-------- SOURCE MATERIAL

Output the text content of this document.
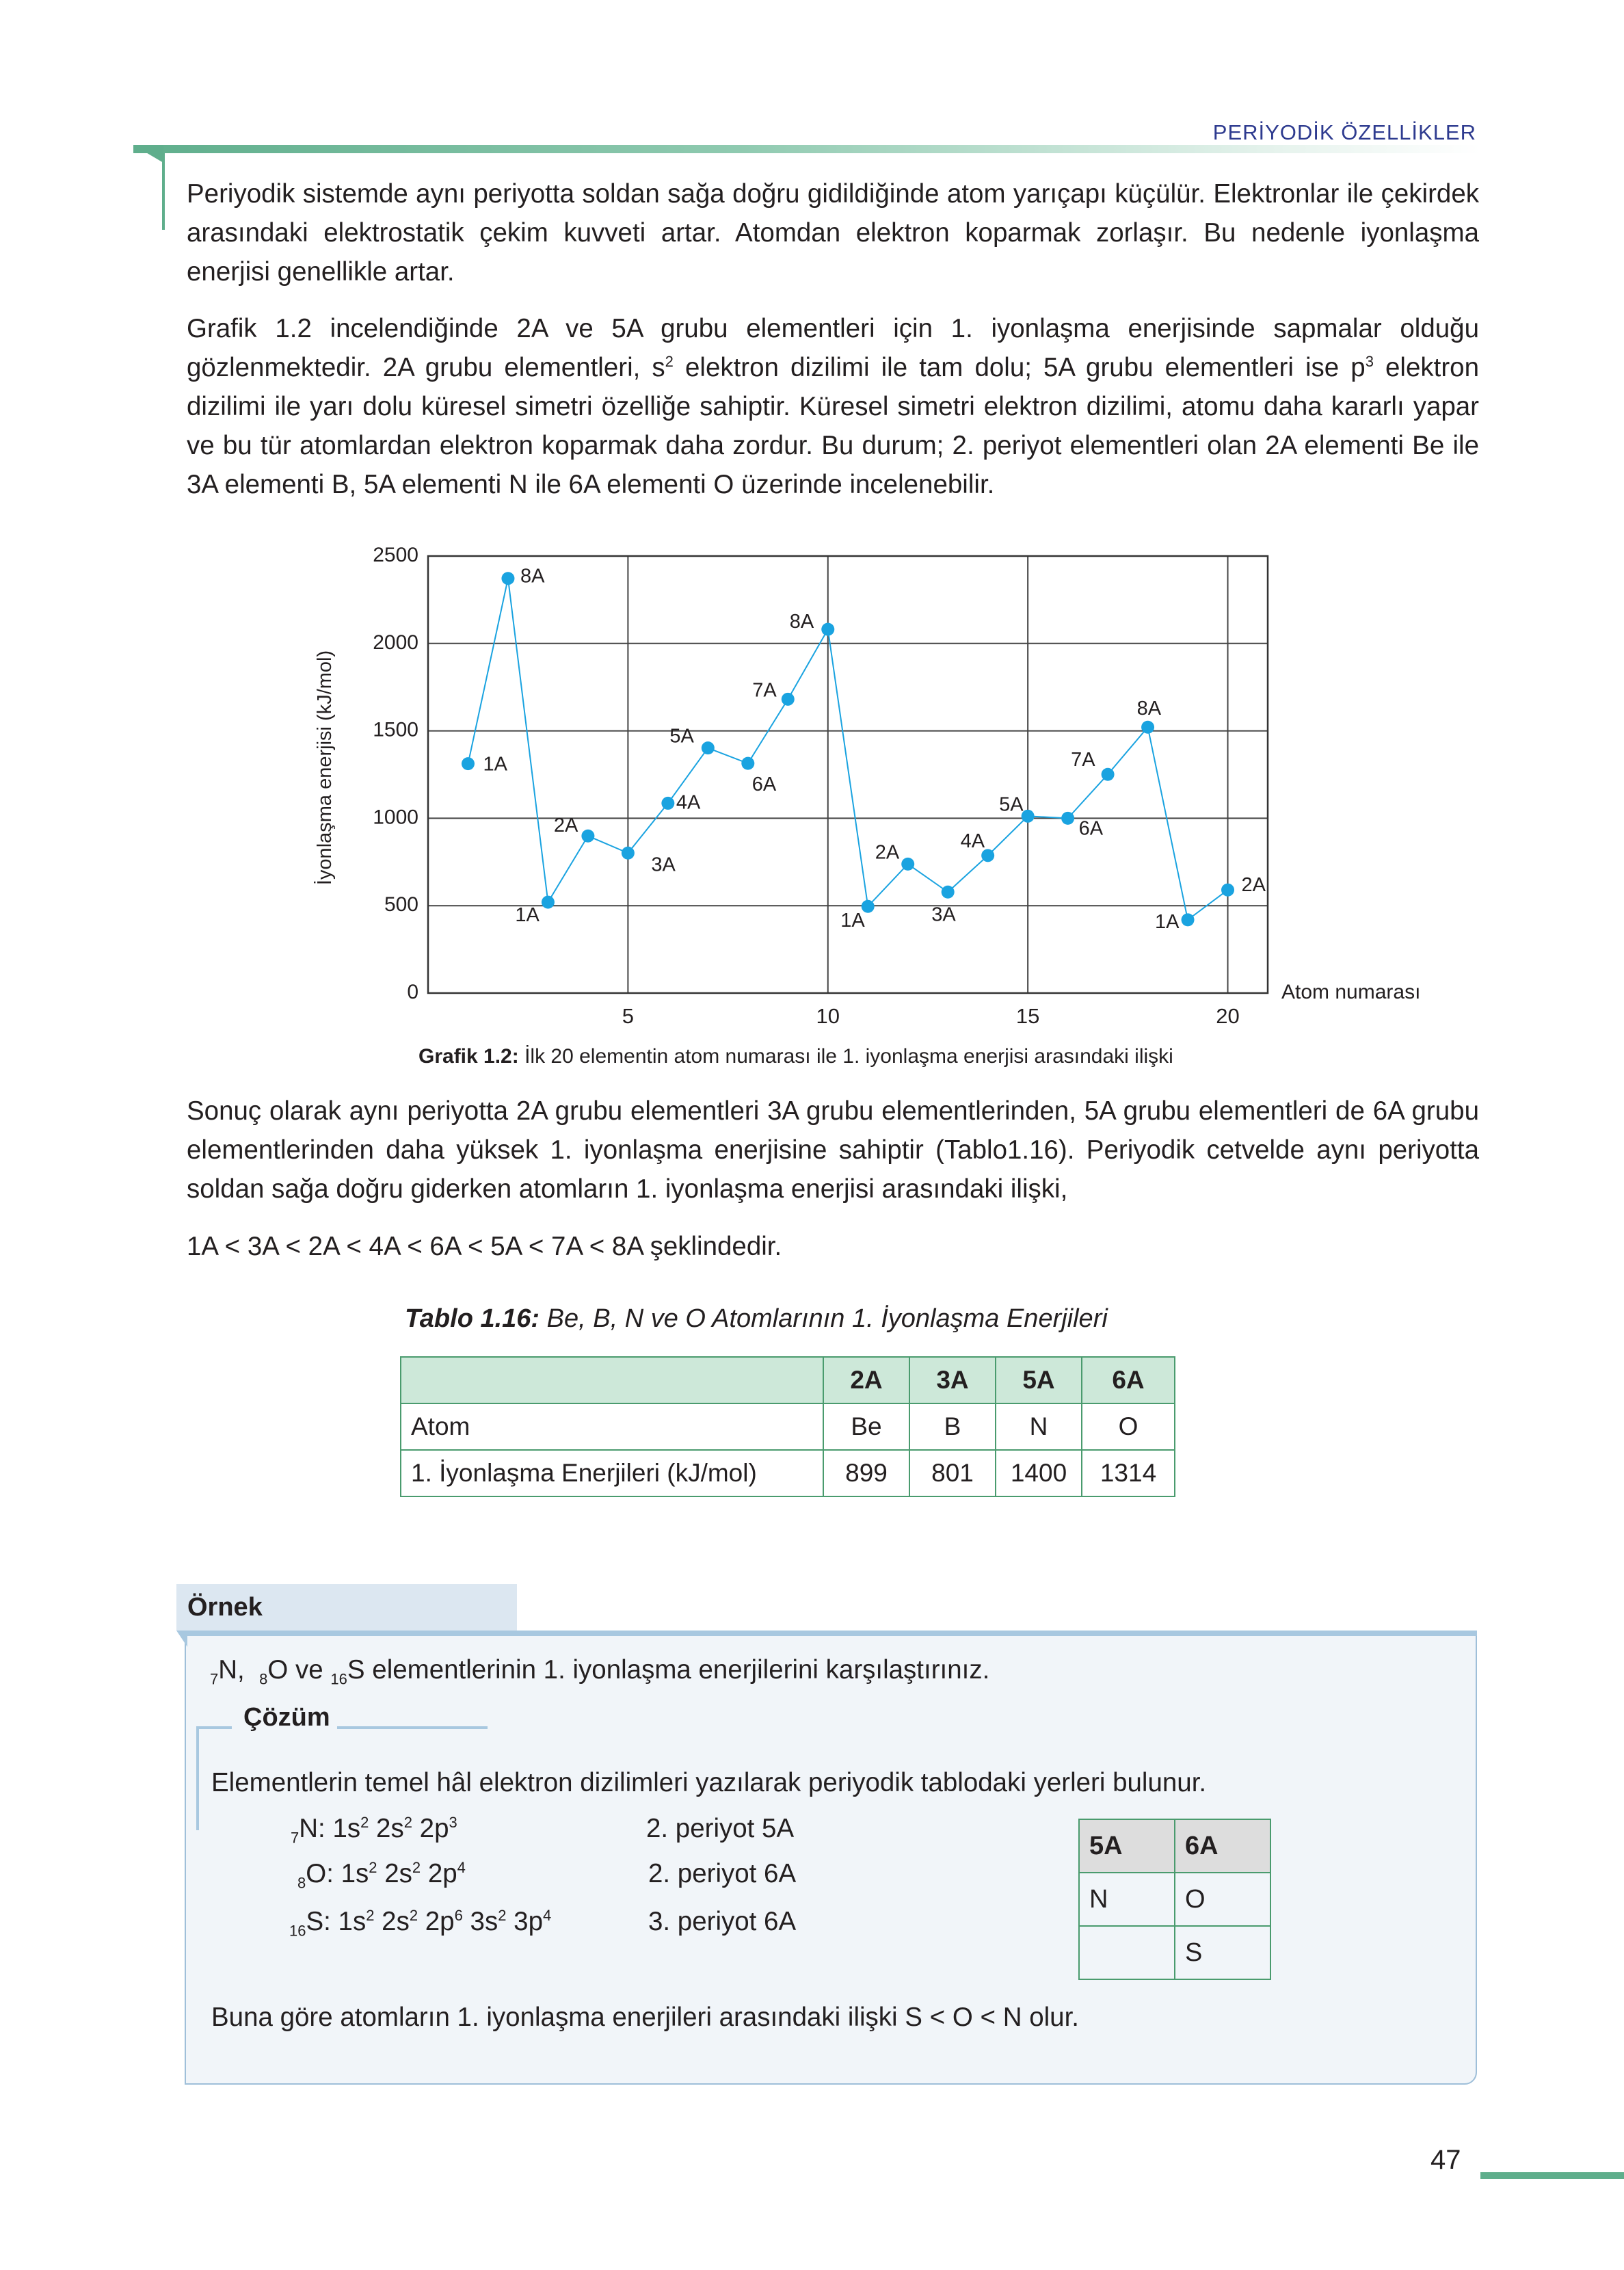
PERİYODİK ÖZELLİKLER

Periyodik sistemde aynı periyotta soldan sağa doğru gidildiğinde atom yarıçapı küçülür. Elektronlar ile çekirdek arasındaki elektrostatik çekim kuvveti artar. Atomdan elektron koparmak zorlaşır. Bu nedenle iyonlaşma enerjisi genellikle artar.

Grafik 1.2 incelendiğinde 2A ve 5A grubu elementleri için 1. iyonlaşma enerjisinde sapmalar olduğu gözlenmektedir. 2A grubu elementleri, $s^2$ elektron dizilimi ile tam dolu; 5A grubu elementleri ise $p^3$ elektron dizilimi ile yarı dolu küresel simetri özelliğe sahiptir. Küresel simetri elektron dizilimi, atomu daha kararlı yapar ve bu tür atomlardan elektron koparmak daha zordur. Bu durum; 2. periyot elementleri olan 2A elementi Be ile 3A elementi B, 5A elementi N ile 6A elementi O üzerinde incelenebilir.

0
500
1000
1500
2000
2500
5	10	15	20
Atom numarası
İyonlaşma enerjisi (kJ/mol)	1A
8A
1A
2A
3A
4A
5A
6A
7A
8A
1A
2A
3A
4A
5A
6A
7A
8A
1A
2A
Grafik 1.2: İlk 20 elementin atom numarası ile 1. iyonlaşma enerjisi arasındaki ilişki

Sonuç olarak aynı periyotta 2A grubu elementleri 3A grubu elementlerinden, 5A grubu elementleri de 6A grubu elementlerinden daha yüksek 1. iyonlaşma enerjisine sahiptir (Tablo1.16). Periyodik cetvelde aynı periyotta soldan sağa doğru giderken atomların 1. iyonlaşma enerjisi arasındaki ilişki,

1A < 3A < 2A < 4A < 6A < 5A < 7A < 8A şeklindedir.

Tablo 1.16: Be, B, N ve O Atomlarının 1. İyonlaşma Enerjileri
	2A	3A	5A	6A
Atom	Be	B	N	O
1. İyonlaşma Enerjileri (kJ/mol)	899	801	1400	1314
Örnek
$_7$N, $_8$O ve $_{16}$S elementlerinin 1. iyonlaşma enerjilerini karşılaştırınız.
Çözüm
Elementlerin temel hâl elektron dizilimleri yazılarak periyodik tablodaki yerleri bulunur.
$_7$N: $1s^2$ $2s^2$ $2p^3$	2. periyot 5A
$_8$O: $1s^2$ $2s^2$ $2p^4$	2. periyot 6A
$_{16}$S: $1s^2$ $2s^2$ $2p^6$ $3s^2$ $3p^4$	3. periyot 6A
5A	6A
N	O
	S
Buna göre atomların 1. iyonlaşma enerjileri arasındaki ilişki S < O < N olur.
47
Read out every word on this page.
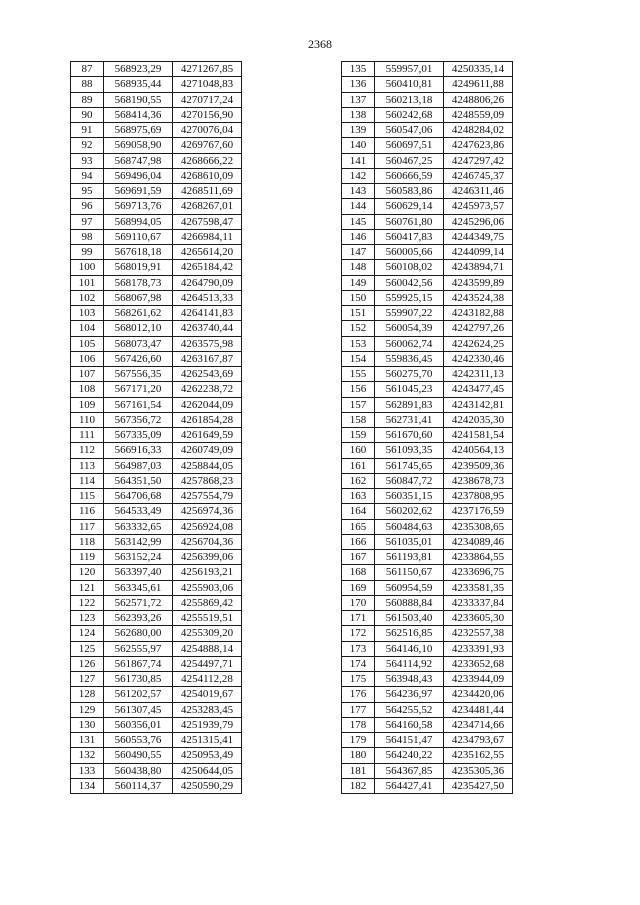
2368
87	568923,29	4271267,85
88	568935,44	4271048,83
89	568190,55	4270717,24
90	568414,36	4270156,90
91	568975,69	4270076,04
92	569058,90	4269767,60
93	568747,98	4268666,22
94	569496,04	4268610,09
95	569691,59	4268511,69
96	569713,76	4268267,01
97	568994,05	4267598,47
98	569110,67	4266984,11
99	567618,18	4265614,20
100	568019,91	4265184,42
101	568178,73	4264790,09
102	568067,98	4264513,33
103	568261,62	4264141,83
104	568012,10	4263740,44
105	568073,47	4263575,98
106	567426,60	4263167,87
107	567556,35	4262543,69
108	567171,20	4262238,72
109	567161,54	4262044,09
110	567356,72	4261854,28
111	567335,09	4261649,59
112	566916,33	4260749,09
113	564987,03	4258844,05
114	564351,50	4257868,23
115	564706,68	4257554,79
116	564533,49	4256974,36
117	563332,65	4256924,08
118	563142,99	4256704,36
119	563152,24	4256399,06
120	563397,40	4256193,21
121	563345,61	4255903,06
122	562571,72	4255869,42
123	562393,26	4255519,51
124	562680,00	4255309,20
125	562555,97	4254888,14
126	561867,74	4254497,71
127	561730,85	4254112,28
128	561202,57	4254019,67
129	561307,45	4253283,45
130	560356,01	4251939,79
131	560553,76	4251315,41
132	560490,55	4250953,49
133	560438,80	4250644,05
134	560114,37	4250590,29
135	559957,01	4250335,14
136	560410,81	4249611,88
137	560213,18	4248806,26
138	560242,68	4248559,09
139	560547,06	4248284,02
140	560697,51	4247623,86
141	560467,25	4247297,42
142	560666,59	4246745,37
143	560583,86	4246311,46
144	560629,14	4245973,57
145	560761,80	4245296,06
146	560417,83	4244349,75
147	560005,66	4244099,14
148	560108,02	4243894,71
149	560042,56	4243599,89
150	559925,15	4243524,38
151	559907,22	4243182,88
152	560054,39	4242797,26
153	560062,74	4242624,25
154	559836,45	4242330,46
155	560275,70	4242311,13
156	561045,23	4243477,45
157	562891,83	4243142,81
158	562731,41	4242035,30
159	561670,60	4241581,54
160	561093,35	4240564,13
161	561745,65	4239509,36
162	560847,72	4238678,73
163	560351,15	4237808,95
164	560202,62	4237176,59
165	560484,63	4235308,65
166	561035,01	4234089,46
167	561193,81	4233864,55
168	561150,67	4233696,75
169	560954,59	4233581,35
170	560888,84	4233337,84
171	561503,40	4233605,30
172	562516,85	4232557,38
173	564146,10	4233391,93
174	564114,92	4233652,68
175	563948,43	4233944,09
176	564236,97	4234420,06
177	564255,52	4234481,44
178	564160,58	4234714,66
179	564151,47	4234793,67
180	564240,22	4235162,55
181	564367,85	4235305,36
182	564427,41	4235427,50
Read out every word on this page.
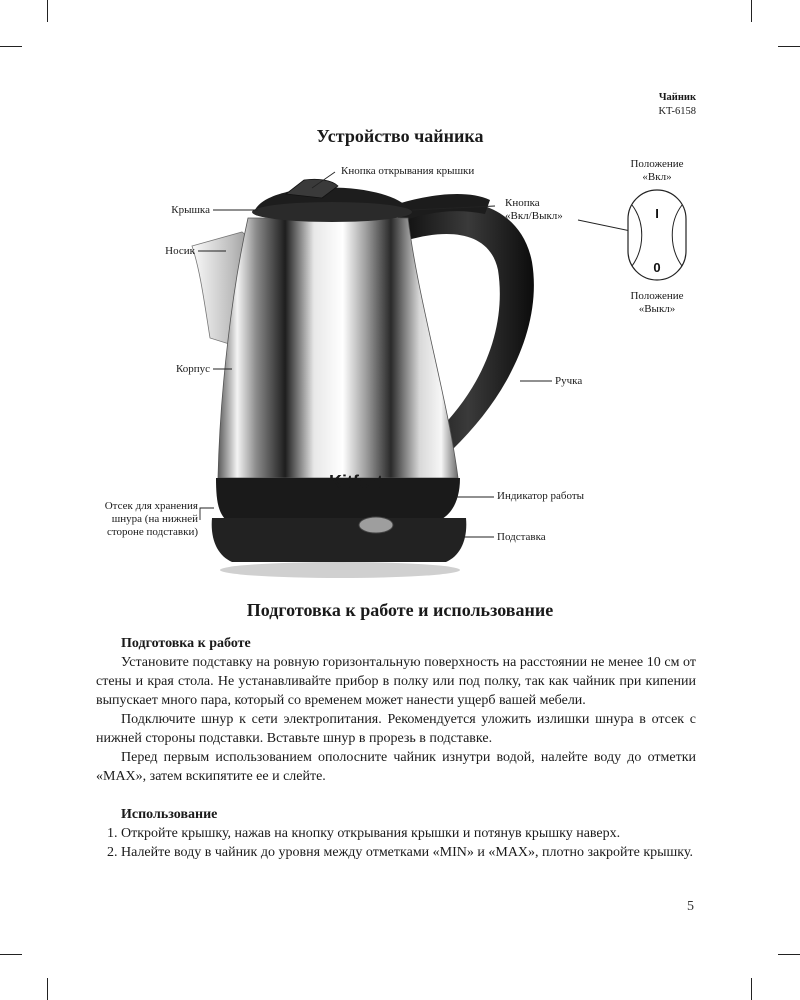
Чайник
KT-6158
Устройство чайника
Kitfort
I
0
Кнопка открывания крышки
Крышка
Носик
Корпус
Отсек для хранения
шнура (на нижней
стороне подставки)
Кнопка
«Вкл/Выкл»
Ручка
Индикатор работы
Подставка
Положение
«Вкл»
Положение
«Выкл»
Подготовка к работе и использование
Подготовка к работе

Установите подставку на ровную горизонтальную поверхность на расстоянии не менее 10 см от стены и края стола. Не устанавливайте прибор в полку или под полку, так как чайник при кипении выпускает много пара, который со временем может нанести ущерб вашей мебели.

Подключите шнур к сети электропитания. Рекомендуется уложить излишки шнура в отсек с нижней стороны подставки. Вставьте шнур в прорезь в подставке.

Перед первым использованием ополосните чайник изнутри водой, налейте воду до отметки «MAX», затем вскипятите ее и слейте.

Использование
1. Откройте крышку, нажав на кнопку открывания крышки и потянув крышку наверх.
2. Налейте воду в чайник до уровня между отметками «MIN» и «MAX», плотно закройте крышку.
5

----------------

## JOB
Every entry above needs to be retyped exactly; drop the pictures.

## TASK RESULT
Output the text content of this document.
PERİYODİK ÖZELLİKLER

Periyodik sistemde aynı periyotta soldan sağa doğru gidildiğinde atom yarıçapı küçülür. Elektronlar ile çekirdek arasındaki elektrostatik çekim kuvveti artar. Atomdan elektron koparmak zorlaşır. Bu nedenle iyonlaşma enerjisi genellikle artar.

Grafik 1.2 incelendiğinde 2A ve 5A grubu elementleri için 1. iyonlaşma enerjisinde sapmalar olduğu gözlenmektedir. 2A grubu elementleri, $s^2$ elektron dizilimi ile tam dolu; 5A grubu elementleri ise $p^3$ elektron dizilimi ile yarı dolu küresel simetri özelliğe sahiptir. Küresel simetri elektron dizilimi, atomu daha kararlı yapar ve bu tür atomlardan elektron koparmak daha zordur. Bu durum; 2. periyot elementleri olan 2A elementi Be ile 3A elementi B, 5A elementi N ile 6A elementi O üzerinde incelenebilir.

0
500
1000
1500
2000
2500
5	10	15	20
Atom numarası
İyonlaşma enerjisi (kJ/mol)	1A
8A
1A
2A
3A
4A
5A
6A
7A
8A
1A
2A
3A
4A
5A
6A
7A
8A
1A
2A
Grafik 1.2: İlk 20 elementin atom numarası ile 1. iyonlaşma enerjisi arasındaki ilişki

Sonuç olarak aynı periyotta 2A grubu elementleri 3A grubu elementlerinden, 5A grubu elementleri de 6A grubu elementlerinden daha yüksek 1. iyonlaşma enerjisine sahiptir (Tablo1.16). Periyodik cetvelde aynı periyotta soldan sağa doğru giderken atomların 1. iyonlaşma enerjisi arasındaki ilişki,

1A < 3A < 2A < 4A < 6A < 5A < 7A < 8A şeklindedir.

Tablo 1.16: Be, B, N ve O Atomlarının 1. İyonlaşma Enerjileri
	2A	3A	5A	6A
Atom	Be	B	N	O
1. İyonlaşma Enerjileri (kJ/mol)	899	801	1400	1314
Örnek
$_7$N, $_8$O ve $_{16}$S elementlerinin 1. iyonlaşma enerjilerini karşılaştırınız.
Çözüm
Elementlerin temel hâl elektron dizilimleri yazılarak periyodik tablodaki yerleri bulunur.
$_7$N: $1s^2$ $2s^2$ $2p^3$	2. periyot 5A
$_8$O: $1s^2$ $2s^2$ $2p^4$	2. periyot 6A
$_{16}$S: $1s^2$ $2s^2$ $2p^6$ $3s^2$ $3p^4$	3. periyot 6A
5A	6A
N	O
	S
Buna göre atomların 1. iyonlaşma enerjileri arasındaki ilişki S < O < N olur.
47
Read out every word on this page.
2368
87	568923,29	4271267,85
88	568935,44	4271048,83
89	568190,55	4270717,24
90	568414,36	4270156,90
91	568975,69	4270076,04
92	569058,90	4269767,60
93	568747,98	4268666,22
94	569496,04	4268610,09
95	569691,59	4268511,69
96	569713,76	4268267,01
97	568994,05	4267598,47
98	569110,67	4266984,11
99	567618,18	4265614,20
100	568019,91	4265184,42
101	568178,73	4264790,09
102	568067,98	4264513,33
103	568261,62	4264141,83
104	568012,10	4263740,44
105	568073,47	4263575,98
106	567426,60	4263167,87
107	567556,35	4262543,69
108	567171,20	4262238,72
109	567161,54	4262044,09
110	567356,72	4261854,28
111	567335,09	4261649,59
112	566916,33	4260749,09
113	564987,03	4258844,05
114	564351,50	4257868,23
115	564706,68	4257554,79
116	564533,49	4256974,36
117	563332,65	4256924,08
118	563142,99	4256704,36
119	563152,24	4256399,06
120	563397,40	4256193,21
121	563345,61	4255903,06
122	562571,72	4255869,42
123	562393,26	4255519,51
124	562680,00	4255309,20
125	562555,97	4254888,14
126	561867,74	4254497,71
127	561730,85	4254112,28
128	561202,57	4254019,67
129	561307,45	4253283,45
130	560356,01	4251939,79
131	560553,76	4251315,41
132	560490,55	4250953,49
133	560438,80	4250644,05
134	560114,37	4250590,29
135	559957,01	4250335,14
136	560410,81	4249611,88
137	560213,18	4248806,26
138	560242,68	4248559,09
139	560547,06	4248284,02
140	560697,51	4247623,86
141	560467,25	4247297,42
142	560666,59	4246745,37
143	560583,86	4246311,46
144	560629,14	4245973,57
145	560761,80	4245296,06
146	560417,83	4244349,75
147	560005,66	4244099,14
148	560108,02	4243894,71
149	560042,56	4243599,89
150	559925,15	4243524,38
151	559907,22	4243182,88
152	560054,39	4242797,26
153	560062,74	4242624,25
154	559836,45	4242330,46
155	560275,70	4242311,13
156	561045,23	4243477,45
157	562891,83	4243142,81
158	562731,41	4242035,30
159	561670,60	4241581,54
160	561093,35	4240564,13
161	561745,65	4239509,36
162	560847,72	4238678,73
163	560351,15	4237808,95
164	560202,62	4237176,59
165	560484,63	4235308,65
166	561035,01	4234089,46
167	561193,81	4233864,55
168	561150,67	4233696,75
169	560954,59	4233581,35
170	560888,84	4233337,84
171	561503,40	4233605,30
172	562516,85	4232557,38
173	564146,10	4233391,93
174	564114,92	4233652,68
175	563948,43	4233944,09
176	564236,97	4234420,06
177	564255,52	4234481,44
178	564160,58	4234714,66
179	564151,47	4234793,67
180	564240,22	4235162,55
181	564367,85	4235305,36
182	564427,41	4235427,50
Read out every word on this page.
Чайник
KT-6158
Устройство чайника
Kitfort
I
0
Кнопка открывания крышки
Крышка
Носик
Корпус
Отсек для хранения
шнура (на нижней
стороне подставки)
Кнопка
«Вкл/Выкл»
Ручка
Индикатор работы
Подставка
Положение
«Вкл»
Положение
«Выкл»
Подготовка к работе и использование
Подготовка к работе

Установите подставку на ровную горизонтальную поверхность на расстоянии не менее 10 см от стены и края стола. Не устанавливайте прибор в полку или под полку, так как чайник при кипении выпускает много пара, который со временем может нанести ущерб вашей мебели.

Подключите шнур к сети электропитания. Рекомендуется уложить излишки шнура в отсек с нижней стороны подставки. Вставьте шнур в прорезь в подставке.

Перед первым использованием ополосните чайник изнутри водой, налейте воду до отметки «MAX», затем вскипятите ее и слейте.

Использование
1. Откройте крышку, нажав на кнопку открывания крышки и потянув крышку наверх.
2. Налейте воду в чайник до уровня между отметками «MIN» и «MAX», плотно закройте крышку.
5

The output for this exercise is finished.